PROMPT: Where a line contains the word "Productos", copy that line.
--- Start INPUT RECORDS ---
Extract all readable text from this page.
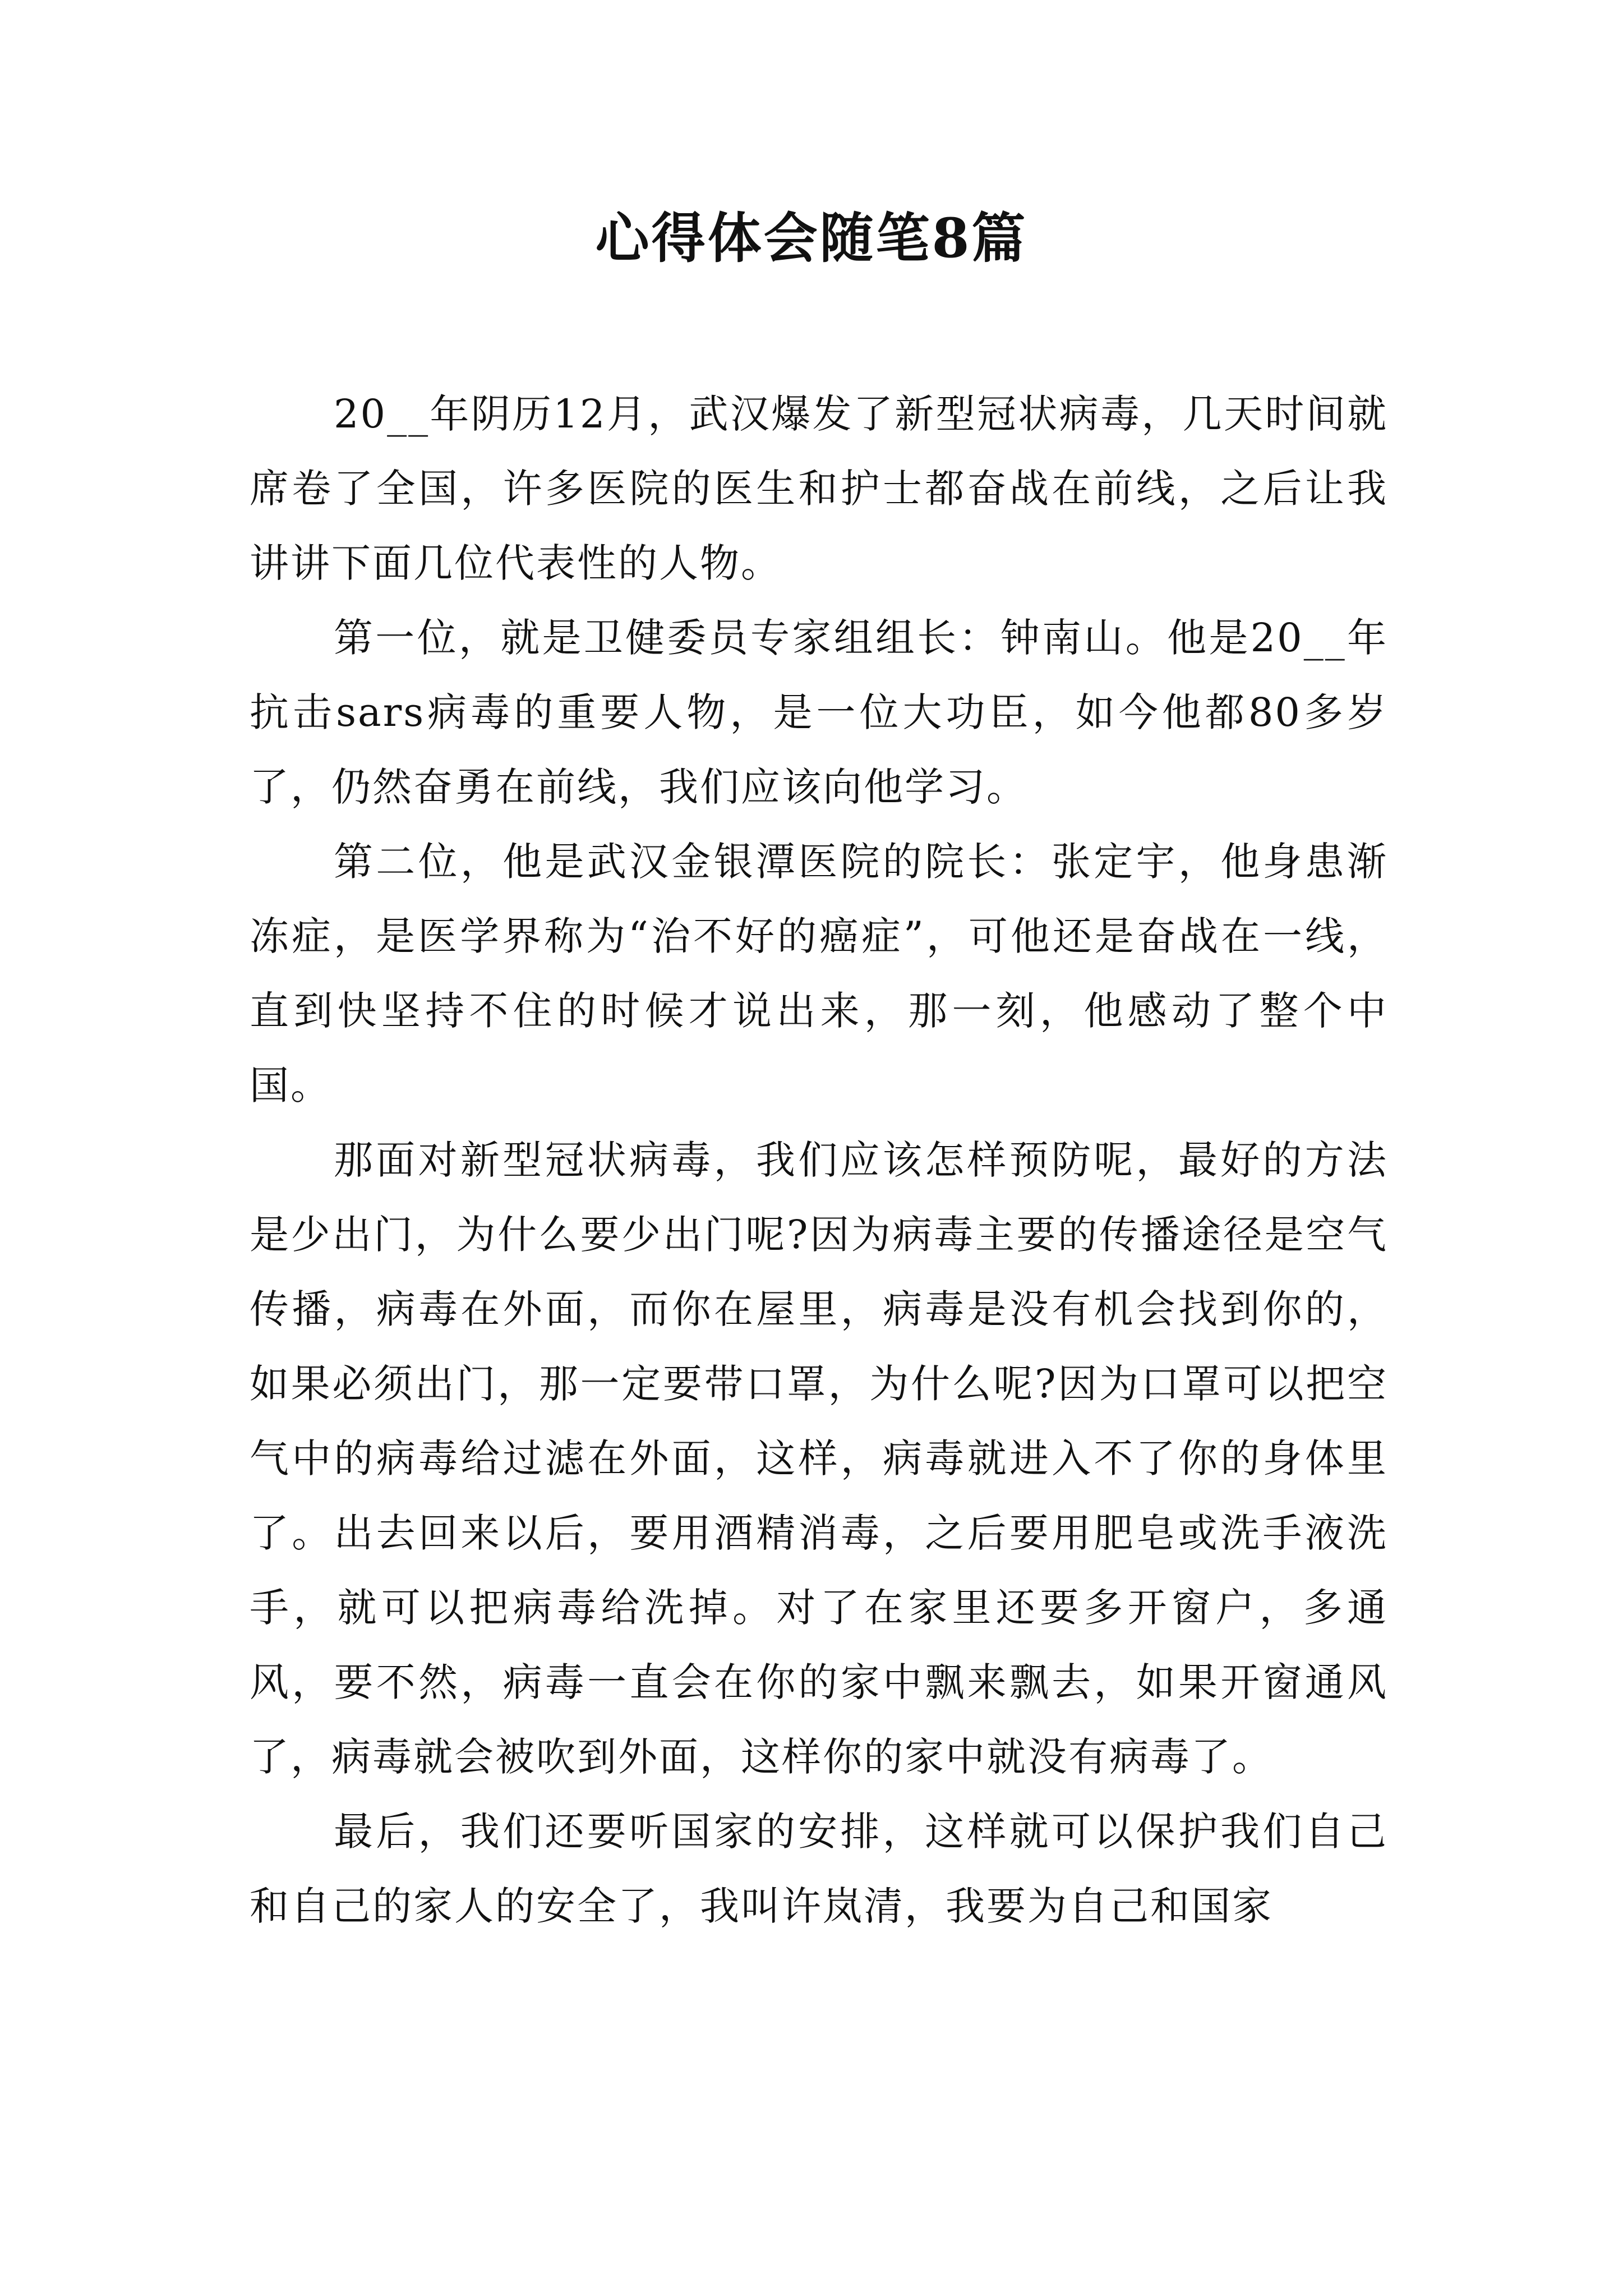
心得体会随笔8篇

20__年阴历12月，武汉爆发了新型冠状病毒，几天时间就席卷了全国，许多医院的医生和护士都奋战在前线，之后让我讲讲下面几位代表性的人物。

第一位，就是卫健委员专家组组长：钟南山。他是20__年抗击sars病毒的重要人物，是一位大功臣，如今他都80多岁了，仍然奋勇在前线，我们应该向他学习。

第二位，他是武汉金银潭医院的院长：张定宇，他身患渐冻症，是医学界称为“治不好的癌症”，可他还是奋战在一线，直到快坚持不住的时候才说出来，那一刻，他感动了整个中国。

那面对新型冠状病毒，我们应该怎样预防呢，最好的方法是少出门，为什么要少出门呢?因为病毒主要的传播途径是空气传播，病毒在外面，而你在屋里，病毒是没有机会找到你的，如果必须出门，那一定要带口罩，为什么呢?因为口罩可以把空气中的病毒给过滤在外面，这样，病毒就进入不了你的身体里了。出去回来以后，要用酒精消毒，之后要用肥皂或洗手液洗手，就可以把病毒给洗掉。对了在家里还要多开窗户，多通风，要不然，病毒一直会在你的家中飘来飘去，如果开窗通风了，病毒就会被吹到外面，这样你的家中就没有病毒了。

最后，我们还要听国家的安排，这样就可以保护我们自己和自己的家人的安全了，我叫许岚清，我要为自己和国家
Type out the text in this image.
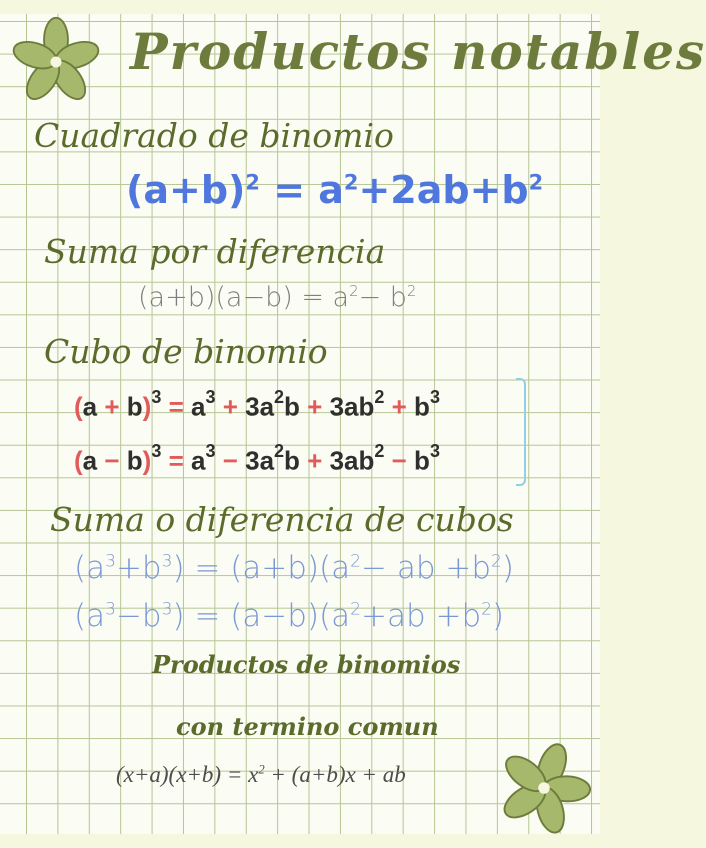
Productos notables
Cuadrado de binomio
$(a+b)^2 = a^2+2ab+b^2$
Suma por diferencia
$(a+b)(a-b) = a^2- b^2$
Cubo de binomio
$(a + b)^3 = a^3 + 3a^2b + 3ab^2 + b^3$
$(a - b)^3 = a^3 - 3a^2b + 3ab^2 - b^3$
Suma o diferencia de cubos
$(a^3+b^3) = (a+b)(a^2-$ ab $+b^2$)
$(a^3-b^3) = (a-b)(a^2+ab +b^2)$
Productos de binomios
con termino comun
$(x+a)(x+b) = x^2 + (a+b)x$ + ab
--- End INPUT RECORDS ---
EXERCISE RESULT:
Productos notables
Productos de binomios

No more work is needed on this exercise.